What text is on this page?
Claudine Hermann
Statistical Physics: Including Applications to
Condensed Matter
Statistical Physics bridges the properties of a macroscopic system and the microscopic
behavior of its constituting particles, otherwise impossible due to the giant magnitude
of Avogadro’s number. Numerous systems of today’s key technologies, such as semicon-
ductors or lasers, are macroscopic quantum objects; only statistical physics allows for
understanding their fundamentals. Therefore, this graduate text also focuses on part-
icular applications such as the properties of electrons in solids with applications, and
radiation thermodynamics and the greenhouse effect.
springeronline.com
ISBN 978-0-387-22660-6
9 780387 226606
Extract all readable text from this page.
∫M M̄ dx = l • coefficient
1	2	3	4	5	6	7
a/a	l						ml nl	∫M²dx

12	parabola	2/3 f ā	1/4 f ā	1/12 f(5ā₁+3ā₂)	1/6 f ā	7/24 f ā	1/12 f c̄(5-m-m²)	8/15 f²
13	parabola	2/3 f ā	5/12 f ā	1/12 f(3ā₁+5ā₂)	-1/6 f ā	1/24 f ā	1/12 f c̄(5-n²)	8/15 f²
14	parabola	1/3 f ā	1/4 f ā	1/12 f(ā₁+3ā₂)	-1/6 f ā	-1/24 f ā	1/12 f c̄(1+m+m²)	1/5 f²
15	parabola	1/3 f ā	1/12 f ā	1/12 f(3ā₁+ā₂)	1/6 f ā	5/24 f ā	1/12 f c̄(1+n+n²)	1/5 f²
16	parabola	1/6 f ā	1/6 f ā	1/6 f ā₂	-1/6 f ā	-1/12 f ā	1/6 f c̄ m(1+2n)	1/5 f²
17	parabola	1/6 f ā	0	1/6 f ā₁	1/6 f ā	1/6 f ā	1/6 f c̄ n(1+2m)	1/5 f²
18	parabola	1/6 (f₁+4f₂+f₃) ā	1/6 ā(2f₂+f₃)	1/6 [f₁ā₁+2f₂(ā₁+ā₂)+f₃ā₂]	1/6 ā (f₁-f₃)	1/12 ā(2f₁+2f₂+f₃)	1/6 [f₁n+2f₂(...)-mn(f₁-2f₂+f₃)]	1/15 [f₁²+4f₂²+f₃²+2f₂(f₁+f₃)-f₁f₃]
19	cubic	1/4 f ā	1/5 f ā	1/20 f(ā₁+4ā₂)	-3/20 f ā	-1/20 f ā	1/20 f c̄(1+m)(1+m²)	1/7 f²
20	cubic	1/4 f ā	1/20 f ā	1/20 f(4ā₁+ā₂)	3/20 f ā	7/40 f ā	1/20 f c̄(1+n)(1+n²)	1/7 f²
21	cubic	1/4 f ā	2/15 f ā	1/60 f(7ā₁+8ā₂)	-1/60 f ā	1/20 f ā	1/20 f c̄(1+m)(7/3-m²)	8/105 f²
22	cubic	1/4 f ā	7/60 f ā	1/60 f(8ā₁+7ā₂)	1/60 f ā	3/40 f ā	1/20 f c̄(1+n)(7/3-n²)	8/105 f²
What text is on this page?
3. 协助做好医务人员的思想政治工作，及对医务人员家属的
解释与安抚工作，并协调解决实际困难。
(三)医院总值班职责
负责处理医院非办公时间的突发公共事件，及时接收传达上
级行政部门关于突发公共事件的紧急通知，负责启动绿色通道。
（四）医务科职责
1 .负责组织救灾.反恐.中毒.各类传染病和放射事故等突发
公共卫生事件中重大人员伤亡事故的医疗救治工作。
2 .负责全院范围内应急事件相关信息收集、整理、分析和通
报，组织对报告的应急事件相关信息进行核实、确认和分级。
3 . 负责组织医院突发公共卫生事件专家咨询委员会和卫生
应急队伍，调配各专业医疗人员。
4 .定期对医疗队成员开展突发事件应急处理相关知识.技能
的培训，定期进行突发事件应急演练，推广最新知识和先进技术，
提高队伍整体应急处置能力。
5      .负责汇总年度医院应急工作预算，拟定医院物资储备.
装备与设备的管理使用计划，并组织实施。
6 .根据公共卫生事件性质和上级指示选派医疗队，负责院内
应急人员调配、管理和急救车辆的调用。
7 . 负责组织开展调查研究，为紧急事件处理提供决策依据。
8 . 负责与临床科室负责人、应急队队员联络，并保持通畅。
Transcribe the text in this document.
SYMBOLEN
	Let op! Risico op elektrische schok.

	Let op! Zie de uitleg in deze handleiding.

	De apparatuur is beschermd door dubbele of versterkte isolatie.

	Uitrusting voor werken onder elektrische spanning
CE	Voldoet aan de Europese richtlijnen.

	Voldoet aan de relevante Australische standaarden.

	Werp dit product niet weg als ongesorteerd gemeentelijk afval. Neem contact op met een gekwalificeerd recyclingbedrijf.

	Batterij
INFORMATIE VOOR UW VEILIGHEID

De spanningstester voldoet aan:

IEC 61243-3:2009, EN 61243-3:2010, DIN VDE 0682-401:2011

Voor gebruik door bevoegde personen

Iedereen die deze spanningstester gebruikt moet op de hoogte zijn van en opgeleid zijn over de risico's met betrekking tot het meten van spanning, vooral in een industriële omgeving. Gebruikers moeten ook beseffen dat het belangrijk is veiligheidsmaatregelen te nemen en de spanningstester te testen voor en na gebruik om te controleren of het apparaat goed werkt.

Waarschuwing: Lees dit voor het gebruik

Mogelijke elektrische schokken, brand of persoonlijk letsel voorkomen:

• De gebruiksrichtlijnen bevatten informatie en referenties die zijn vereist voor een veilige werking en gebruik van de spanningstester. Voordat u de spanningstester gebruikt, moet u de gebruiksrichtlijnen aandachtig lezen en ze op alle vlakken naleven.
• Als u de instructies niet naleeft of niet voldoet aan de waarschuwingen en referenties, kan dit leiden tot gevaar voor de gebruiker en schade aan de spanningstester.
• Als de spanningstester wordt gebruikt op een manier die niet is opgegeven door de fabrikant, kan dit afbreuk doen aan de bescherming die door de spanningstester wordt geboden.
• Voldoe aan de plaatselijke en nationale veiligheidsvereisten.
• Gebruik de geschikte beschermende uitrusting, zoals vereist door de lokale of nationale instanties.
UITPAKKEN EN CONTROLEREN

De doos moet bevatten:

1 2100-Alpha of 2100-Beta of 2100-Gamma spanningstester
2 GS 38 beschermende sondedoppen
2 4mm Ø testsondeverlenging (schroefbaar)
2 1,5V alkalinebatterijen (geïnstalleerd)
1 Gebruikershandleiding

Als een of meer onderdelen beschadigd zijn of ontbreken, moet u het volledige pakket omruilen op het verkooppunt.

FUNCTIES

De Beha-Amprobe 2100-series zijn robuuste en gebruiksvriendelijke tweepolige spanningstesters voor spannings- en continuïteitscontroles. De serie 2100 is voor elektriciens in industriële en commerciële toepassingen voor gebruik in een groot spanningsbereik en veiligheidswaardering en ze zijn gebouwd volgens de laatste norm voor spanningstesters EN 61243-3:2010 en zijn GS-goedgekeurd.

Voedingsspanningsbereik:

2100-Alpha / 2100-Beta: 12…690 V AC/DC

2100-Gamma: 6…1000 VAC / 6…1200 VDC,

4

→ YOUR OBJECTIVE
How many lines of the listing above include the word "this"? State the number and nothing else.

→ RESPONSE
5